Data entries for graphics
━━━━━━
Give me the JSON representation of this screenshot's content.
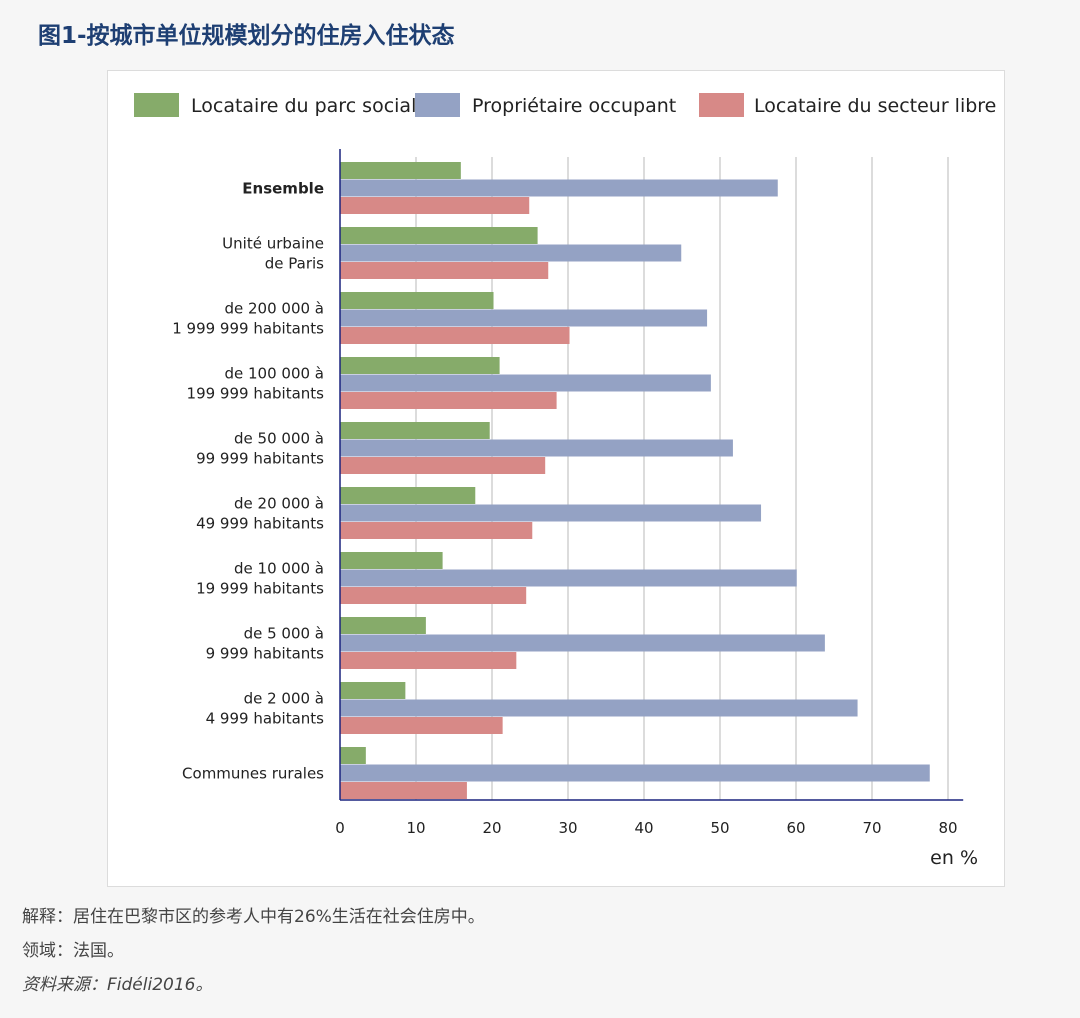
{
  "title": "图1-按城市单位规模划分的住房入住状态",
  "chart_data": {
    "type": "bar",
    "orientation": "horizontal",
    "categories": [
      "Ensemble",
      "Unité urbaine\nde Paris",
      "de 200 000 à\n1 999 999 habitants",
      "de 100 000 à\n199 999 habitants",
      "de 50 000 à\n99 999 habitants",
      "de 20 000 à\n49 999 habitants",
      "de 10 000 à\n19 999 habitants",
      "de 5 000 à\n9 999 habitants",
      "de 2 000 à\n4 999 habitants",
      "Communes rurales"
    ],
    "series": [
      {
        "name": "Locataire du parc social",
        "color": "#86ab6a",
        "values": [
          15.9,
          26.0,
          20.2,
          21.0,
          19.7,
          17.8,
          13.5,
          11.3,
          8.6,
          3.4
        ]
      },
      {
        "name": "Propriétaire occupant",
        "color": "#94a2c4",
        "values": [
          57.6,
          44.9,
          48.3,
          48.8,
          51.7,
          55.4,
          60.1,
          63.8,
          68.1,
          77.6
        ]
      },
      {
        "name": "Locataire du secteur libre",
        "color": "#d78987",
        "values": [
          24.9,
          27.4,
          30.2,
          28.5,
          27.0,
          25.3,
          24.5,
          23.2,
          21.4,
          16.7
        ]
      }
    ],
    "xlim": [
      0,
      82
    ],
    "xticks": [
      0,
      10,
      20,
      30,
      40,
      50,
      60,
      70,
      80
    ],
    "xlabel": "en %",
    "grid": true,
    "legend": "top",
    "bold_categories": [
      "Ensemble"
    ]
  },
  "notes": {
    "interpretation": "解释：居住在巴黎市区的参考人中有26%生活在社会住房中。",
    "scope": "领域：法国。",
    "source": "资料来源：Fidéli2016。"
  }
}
━━━━━━
Check each line of the entries above, and show every one holding the word "habitants".

--- Written response ---
      "de 200 000 à\n1 999 999 habitants",
      "de 100 000 à\n199 999 habitants",
      "de 50 000 à\n99 999 habitants",
      "de 20 000 à\n49 999 habitants",
      "de 10 000 à\n19 999 habitants",
      "de 5 000 à\n9 999 habitants",
      "de 2 000 à\n4 999 habitants",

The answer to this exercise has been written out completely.